What you should do. Read the lines that follow and pick out every one containing the word "Política".

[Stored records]

§ §

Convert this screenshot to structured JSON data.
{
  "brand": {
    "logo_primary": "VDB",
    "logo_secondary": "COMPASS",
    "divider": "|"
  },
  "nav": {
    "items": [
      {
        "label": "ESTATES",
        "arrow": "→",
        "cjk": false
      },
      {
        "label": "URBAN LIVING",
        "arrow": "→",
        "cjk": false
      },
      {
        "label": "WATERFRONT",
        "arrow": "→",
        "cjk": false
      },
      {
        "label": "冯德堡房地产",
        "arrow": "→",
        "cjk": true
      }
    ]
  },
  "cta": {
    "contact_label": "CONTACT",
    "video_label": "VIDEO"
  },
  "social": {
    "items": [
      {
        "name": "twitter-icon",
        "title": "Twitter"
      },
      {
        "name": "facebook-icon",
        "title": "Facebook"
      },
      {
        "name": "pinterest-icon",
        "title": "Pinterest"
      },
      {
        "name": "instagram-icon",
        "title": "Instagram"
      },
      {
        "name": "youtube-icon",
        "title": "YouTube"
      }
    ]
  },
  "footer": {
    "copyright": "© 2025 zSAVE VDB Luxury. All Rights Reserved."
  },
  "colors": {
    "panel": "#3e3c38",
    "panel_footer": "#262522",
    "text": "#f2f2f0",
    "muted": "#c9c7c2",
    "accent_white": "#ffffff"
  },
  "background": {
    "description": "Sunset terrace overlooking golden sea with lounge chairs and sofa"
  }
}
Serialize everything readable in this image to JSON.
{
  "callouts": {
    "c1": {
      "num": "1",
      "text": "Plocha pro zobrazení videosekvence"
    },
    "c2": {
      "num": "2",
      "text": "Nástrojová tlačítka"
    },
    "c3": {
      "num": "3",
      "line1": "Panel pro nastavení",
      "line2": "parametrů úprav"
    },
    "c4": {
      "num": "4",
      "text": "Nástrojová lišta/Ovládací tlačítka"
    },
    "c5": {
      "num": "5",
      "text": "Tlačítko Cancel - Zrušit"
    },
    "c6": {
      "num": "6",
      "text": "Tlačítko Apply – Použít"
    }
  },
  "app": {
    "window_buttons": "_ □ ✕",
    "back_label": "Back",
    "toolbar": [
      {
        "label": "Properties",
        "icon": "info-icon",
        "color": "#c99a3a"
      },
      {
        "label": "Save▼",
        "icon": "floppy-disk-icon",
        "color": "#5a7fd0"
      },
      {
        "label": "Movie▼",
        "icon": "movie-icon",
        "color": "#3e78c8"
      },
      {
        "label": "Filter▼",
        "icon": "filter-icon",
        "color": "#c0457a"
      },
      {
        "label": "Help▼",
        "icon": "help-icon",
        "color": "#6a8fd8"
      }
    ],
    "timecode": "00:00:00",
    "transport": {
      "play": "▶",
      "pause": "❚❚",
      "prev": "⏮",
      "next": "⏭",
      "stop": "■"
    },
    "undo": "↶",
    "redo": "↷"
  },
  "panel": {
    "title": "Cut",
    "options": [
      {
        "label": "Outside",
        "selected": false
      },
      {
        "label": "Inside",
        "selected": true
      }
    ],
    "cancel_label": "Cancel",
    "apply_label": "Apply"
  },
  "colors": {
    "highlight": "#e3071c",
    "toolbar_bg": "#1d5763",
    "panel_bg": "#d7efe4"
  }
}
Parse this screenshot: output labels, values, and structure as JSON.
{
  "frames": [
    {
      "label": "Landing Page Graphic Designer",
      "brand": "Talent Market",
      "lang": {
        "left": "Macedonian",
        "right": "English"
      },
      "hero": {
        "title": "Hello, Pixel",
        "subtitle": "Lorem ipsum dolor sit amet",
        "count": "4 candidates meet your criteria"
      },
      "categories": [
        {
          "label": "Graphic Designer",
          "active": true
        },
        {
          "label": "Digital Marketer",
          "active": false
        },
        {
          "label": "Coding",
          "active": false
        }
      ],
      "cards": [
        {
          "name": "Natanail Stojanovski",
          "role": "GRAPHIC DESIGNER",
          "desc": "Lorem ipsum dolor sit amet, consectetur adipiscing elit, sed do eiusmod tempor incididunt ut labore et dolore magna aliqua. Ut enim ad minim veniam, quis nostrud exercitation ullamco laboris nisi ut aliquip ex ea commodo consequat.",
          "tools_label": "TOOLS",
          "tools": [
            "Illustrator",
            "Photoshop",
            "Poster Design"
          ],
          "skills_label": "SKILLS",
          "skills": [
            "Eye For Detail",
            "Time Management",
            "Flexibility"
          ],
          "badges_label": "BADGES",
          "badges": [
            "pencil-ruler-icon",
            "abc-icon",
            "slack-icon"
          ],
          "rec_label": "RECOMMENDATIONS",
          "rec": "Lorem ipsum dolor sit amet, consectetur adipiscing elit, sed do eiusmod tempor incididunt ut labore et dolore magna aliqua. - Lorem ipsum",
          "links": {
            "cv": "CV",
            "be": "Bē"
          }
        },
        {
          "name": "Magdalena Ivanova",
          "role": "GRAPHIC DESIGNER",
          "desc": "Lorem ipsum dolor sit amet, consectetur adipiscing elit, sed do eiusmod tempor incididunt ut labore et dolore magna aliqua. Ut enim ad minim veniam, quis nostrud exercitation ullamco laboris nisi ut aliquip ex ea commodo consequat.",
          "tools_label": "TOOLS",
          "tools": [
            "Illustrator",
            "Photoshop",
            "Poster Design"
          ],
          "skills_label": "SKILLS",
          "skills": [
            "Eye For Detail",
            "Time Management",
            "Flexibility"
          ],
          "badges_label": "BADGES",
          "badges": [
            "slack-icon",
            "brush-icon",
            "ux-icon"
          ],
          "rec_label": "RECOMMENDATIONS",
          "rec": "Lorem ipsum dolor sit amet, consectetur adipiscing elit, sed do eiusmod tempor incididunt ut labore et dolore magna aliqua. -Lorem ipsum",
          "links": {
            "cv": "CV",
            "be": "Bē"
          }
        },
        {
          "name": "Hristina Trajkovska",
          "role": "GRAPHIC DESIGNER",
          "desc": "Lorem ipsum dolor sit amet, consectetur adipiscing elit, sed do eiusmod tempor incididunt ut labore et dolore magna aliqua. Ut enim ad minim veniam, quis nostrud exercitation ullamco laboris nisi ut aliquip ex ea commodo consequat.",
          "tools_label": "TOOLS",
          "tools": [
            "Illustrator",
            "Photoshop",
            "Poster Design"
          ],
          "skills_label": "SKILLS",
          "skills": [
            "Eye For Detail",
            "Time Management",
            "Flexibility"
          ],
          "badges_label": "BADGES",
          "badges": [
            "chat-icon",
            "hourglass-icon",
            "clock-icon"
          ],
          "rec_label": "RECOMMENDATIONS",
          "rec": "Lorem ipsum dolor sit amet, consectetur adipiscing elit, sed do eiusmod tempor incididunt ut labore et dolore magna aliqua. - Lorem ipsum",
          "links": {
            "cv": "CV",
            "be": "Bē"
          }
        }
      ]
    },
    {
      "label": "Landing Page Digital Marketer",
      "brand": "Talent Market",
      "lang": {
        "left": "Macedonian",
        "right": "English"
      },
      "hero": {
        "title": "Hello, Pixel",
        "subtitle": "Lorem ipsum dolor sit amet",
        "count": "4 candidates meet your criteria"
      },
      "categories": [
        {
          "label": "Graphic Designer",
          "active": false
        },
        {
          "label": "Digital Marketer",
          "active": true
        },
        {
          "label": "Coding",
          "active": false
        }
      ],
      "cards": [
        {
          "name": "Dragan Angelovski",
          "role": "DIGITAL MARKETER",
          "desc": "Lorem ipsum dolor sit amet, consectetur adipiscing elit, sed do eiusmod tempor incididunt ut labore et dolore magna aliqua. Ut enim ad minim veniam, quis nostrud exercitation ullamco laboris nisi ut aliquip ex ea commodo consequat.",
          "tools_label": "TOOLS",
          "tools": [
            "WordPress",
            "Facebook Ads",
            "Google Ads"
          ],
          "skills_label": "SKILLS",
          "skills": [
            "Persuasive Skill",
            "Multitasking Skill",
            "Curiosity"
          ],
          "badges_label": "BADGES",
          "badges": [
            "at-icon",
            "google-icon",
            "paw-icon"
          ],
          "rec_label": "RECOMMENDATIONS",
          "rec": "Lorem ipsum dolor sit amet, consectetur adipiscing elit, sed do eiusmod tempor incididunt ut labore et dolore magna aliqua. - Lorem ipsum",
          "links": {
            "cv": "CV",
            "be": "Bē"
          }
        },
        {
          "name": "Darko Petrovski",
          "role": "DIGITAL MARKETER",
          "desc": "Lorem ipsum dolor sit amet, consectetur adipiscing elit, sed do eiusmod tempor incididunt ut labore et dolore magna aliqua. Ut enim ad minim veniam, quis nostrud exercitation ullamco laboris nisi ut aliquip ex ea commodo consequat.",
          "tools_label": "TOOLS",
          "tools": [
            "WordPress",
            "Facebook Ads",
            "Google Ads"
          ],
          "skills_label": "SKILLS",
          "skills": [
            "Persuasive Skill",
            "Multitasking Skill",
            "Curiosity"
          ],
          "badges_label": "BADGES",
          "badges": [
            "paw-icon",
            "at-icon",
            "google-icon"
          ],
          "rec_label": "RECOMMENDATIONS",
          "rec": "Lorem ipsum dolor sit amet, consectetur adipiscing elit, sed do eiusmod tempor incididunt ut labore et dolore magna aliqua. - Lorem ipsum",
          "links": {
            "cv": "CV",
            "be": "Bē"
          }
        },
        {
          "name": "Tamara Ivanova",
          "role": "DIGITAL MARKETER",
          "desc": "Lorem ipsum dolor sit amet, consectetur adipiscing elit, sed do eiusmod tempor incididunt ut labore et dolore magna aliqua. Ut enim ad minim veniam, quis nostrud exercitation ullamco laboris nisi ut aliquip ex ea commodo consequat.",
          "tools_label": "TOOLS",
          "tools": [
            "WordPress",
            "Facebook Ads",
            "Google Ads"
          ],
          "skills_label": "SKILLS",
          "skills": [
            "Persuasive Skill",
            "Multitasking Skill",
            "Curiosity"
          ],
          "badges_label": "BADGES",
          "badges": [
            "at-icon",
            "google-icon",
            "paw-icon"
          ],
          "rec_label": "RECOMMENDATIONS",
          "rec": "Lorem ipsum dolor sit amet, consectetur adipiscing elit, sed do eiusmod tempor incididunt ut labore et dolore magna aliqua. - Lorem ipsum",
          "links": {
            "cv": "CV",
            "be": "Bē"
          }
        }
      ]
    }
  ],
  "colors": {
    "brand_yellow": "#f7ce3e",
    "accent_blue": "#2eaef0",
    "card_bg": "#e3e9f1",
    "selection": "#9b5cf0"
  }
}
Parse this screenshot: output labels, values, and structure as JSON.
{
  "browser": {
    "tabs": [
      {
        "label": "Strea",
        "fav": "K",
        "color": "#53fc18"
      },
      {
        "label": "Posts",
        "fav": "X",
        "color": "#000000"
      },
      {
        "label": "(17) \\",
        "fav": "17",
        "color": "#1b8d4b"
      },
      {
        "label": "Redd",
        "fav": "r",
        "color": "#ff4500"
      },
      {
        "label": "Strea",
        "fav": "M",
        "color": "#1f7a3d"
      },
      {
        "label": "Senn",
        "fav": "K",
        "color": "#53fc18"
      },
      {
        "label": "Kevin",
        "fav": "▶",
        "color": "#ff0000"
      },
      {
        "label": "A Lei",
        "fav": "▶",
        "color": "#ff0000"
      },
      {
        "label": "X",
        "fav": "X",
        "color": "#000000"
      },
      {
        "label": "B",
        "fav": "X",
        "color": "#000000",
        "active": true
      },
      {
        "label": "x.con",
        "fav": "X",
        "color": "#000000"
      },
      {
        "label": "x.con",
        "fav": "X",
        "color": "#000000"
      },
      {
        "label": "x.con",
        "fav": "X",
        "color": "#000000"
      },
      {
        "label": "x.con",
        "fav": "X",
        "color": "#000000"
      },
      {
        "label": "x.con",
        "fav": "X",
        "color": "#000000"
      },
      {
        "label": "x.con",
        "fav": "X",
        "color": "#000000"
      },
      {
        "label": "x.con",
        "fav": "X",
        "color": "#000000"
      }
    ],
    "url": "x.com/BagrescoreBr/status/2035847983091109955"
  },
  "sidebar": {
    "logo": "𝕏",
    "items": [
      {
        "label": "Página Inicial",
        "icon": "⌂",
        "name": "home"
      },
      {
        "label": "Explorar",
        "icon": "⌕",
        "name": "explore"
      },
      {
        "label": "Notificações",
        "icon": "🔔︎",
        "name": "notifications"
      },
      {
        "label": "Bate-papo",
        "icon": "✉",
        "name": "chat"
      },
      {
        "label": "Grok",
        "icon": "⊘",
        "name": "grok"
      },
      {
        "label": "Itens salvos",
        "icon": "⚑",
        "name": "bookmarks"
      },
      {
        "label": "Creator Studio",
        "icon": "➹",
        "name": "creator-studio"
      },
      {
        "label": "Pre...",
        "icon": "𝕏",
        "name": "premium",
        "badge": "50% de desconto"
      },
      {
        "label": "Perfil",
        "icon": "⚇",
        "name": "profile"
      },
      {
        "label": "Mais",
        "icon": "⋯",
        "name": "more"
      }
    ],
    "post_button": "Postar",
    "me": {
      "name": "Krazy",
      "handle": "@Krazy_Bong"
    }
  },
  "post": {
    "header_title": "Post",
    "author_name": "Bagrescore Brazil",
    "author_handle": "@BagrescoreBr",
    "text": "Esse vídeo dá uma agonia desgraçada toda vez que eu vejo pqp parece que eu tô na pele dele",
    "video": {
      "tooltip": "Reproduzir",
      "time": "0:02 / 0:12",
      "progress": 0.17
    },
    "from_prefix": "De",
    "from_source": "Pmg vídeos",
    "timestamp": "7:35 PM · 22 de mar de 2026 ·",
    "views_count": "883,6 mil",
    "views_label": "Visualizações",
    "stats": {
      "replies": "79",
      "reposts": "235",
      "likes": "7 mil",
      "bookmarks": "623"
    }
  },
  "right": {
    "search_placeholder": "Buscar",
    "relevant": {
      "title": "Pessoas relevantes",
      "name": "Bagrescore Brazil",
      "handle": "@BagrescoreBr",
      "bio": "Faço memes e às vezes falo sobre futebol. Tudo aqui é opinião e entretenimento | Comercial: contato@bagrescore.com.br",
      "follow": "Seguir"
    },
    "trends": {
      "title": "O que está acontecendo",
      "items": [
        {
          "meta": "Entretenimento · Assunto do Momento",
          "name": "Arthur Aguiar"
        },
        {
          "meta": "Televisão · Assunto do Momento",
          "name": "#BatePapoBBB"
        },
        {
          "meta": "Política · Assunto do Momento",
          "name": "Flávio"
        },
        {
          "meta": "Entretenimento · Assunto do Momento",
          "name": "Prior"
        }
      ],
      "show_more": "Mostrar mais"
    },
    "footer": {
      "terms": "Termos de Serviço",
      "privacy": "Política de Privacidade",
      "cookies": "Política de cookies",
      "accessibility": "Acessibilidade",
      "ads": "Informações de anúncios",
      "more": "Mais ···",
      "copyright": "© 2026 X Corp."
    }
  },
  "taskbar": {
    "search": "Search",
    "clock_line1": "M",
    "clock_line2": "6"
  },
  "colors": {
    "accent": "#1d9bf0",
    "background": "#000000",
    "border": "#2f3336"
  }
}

§ §

Solution for this task.
          "meta": "Política · Assunto do Momento",
      "privacy": "Política de Privacidade",
      "cookies": "Política de cookies",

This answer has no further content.